• **Short problem**
Give back the entire listing verbatim.

====================

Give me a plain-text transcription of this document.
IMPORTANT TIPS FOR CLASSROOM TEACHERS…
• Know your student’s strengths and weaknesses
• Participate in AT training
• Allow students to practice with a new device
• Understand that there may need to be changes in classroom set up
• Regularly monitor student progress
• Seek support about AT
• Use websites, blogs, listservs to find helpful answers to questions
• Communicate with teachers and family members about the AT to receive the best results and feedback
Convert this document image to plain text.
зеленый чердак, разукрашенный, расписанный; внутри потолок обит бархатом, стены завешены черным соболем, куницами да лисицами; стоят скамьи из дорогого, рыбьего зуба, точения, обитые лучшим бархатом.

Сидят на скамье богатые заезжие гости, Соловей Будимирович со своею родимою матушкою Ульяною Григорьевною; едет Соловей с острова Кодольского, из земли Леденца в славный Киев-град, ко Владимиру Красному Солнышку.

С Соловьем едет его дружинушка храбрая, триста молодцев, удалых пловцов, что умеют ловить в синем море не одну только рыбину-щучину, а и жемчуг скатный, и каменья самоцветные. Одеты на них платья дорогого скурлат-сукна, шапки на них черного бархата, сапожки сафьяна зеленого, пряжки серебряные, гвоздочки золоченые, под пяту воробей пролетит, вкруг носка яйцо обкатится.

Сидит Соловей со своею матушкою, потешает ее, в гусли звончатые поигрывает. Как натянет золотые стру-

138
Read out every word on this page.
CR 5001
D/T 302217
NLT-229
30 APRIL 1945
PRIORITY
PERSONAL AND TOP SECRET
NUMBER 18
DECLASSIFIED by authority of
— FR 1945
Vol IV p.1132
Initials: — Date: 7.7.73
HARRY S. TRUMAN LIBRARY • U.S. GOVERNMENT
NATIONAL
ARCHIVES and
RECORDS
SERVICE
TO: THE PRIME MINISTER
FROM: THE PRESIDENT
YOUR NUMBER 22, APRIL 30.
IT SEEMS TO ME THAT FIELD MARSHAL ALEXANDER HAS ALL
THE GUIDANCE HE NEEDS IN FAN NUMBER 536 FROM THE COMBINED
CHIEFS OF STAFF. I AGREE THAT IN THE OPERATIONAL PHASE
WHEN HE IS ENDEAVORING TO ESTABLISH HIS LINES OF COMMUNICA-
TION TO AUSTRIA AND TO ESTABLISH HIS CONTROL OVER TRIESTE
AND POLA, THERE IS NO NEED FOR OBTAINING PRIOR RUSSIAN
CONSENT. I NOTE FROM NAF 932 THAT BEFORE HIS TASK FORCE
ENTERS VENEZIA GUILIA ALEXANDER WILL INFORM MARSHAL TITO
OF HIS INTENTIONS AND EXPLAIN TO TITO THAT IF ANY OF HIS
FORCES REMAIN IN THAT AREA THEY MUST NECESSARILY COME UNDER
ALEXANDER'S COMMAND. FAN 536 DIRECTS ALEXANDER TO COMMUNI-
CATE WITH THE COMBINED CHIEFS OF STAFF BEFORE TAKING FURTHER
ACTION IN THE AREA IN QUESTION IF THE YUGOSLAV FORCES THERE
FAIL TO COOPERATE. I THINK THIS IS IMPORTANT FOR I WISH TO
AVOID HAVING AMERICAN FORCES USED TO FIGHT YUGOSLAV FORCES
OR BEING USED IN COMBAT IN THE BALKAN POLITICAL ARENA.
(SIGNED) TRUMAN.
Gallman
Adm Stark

====================

• **Response to the exercise**
Give me a plain-text transcription of this document.
IMPORTANT TIPS FOR CLASSROOM TEACHERS…
• Know your student’s strengths and weaknesses
• Participate in AT training
• Allow students to practice with a new device
• Understand that there may need to be changes in classroom set up
• Regularly monitor student progress
• Seek support about AT
• Use websites, blogs, listservs to find helpful answers to questions
• Communicate with teachers and family members about the AT to receive the best results and feedback
Convert this document image to plain text.
зеленый чердак, разукрашенный, расписанный; внутри потолок обит бархатом, стены завешены черным соболем, куницами да лисицами; стоят скамьи из дорогого, рыбьего зуба, точения, обитые лучшим бархатом.

Сидят на скамье богатые заезжие гости, Соловей Будимирович со своею родимою матушкою Ульяною Григорьевною; едет Соловей с острова Кодольского, из земли Леденца в славный Киев-град, ко Владимиру Красному Солнышку.

С Соловьем едет его дружинушка храбрая, триста молодцев, удалых пловцов, что умеют ловить в синем море не одну только рыбину-щучину, а и жемчуг скатный, и каменья самоцветные. Одеты на них платья дорогого скурлат-сукна, шапки на них черного бархата, сапожки сафьяна зеленого, пряжки серебряные, гвоздочки золоченые, под пяту воробей пролетит, вкруг носка яйцо обкатится.

Сидит Соловей со своею матушкою, потешает ее, в гусли звончатые поигрывает. Как натянет золотые стру-

138
Read out every word on this page.
CR 5001
D/T 302217
NLT-229
30 APRIL 1945
PRIORITY
PERSONAL AND TOP SECRET
NUMBER 18
DECLASSIFIED by authority of
— FR 1945
Vol IV p.1132
Initials: — Date: 7.7.73
HARRY S. TRUMAN LIBRARY • U.S. GOVERNMENT
NATIONAL
ARCHIVES and
RECORDS
SERVICE
TO: THE PRIME MINISTER
FROM: THE PRESIDENT
YOUR NUMBER 22, APRIL 30.
IT SEEMS TO ME THAT FIELD MARSHAL ALEXANDER HAS ALL
THE GUIDANCE HE NEEDS IN FAN NUMBER 536 FROM THE COMBINED
CHIEFS OF STAFF. I AGREE THAT IN THE OPERATIONAL PHASE
WHEN HE IS ENDEAVORING TO ESTABLISH HIS LINES OF COMMUNICA-
TION TO AUSTRIA AND TO ESTABLISH HIS CONTROL OVER TRIESTE
AND POLA, THERE IS NO NEED FOR OBTAINING PRIOR RUSSIAN
CONSENT. I NOTE FROM NAF 932 THAT BEFORE HIS TASK FORCE
ENTERS VENEZIA GUILIA ALEXANDER WILL INFORM MARSHAL TITO
OF HIS INTENTIONS AND EXPLAIN TO TITO THAT IF ANY OF HIS
FORCES REMAIN IN THAT AREA THEY MUST NECESSARILY COME UNDER
ALEXANDER'S COMMAND. FAN 536 DIRECTS ALEXANDER TO COMMUNI-
CATE WITH THE COMBINED CHIEFS OF STAFF BEFORE TAKING FURTHER
ACTION IN THE AREA IN QUESTION IF THE YUGOSLAV FORCES THERE
FAIL TO COOPERATE. I THINK THIS IS IMPORTANT FOR I WISH TO
AVOID HAVING AMERICAN FORCES USED TO FIGHT YUGOSLAV FORCES
OR BEING USED IN COMBAT IN THE BALKAN POLITICAL ARENA.
(SIGNED) TRUMAN.
Gallman
Adm Stark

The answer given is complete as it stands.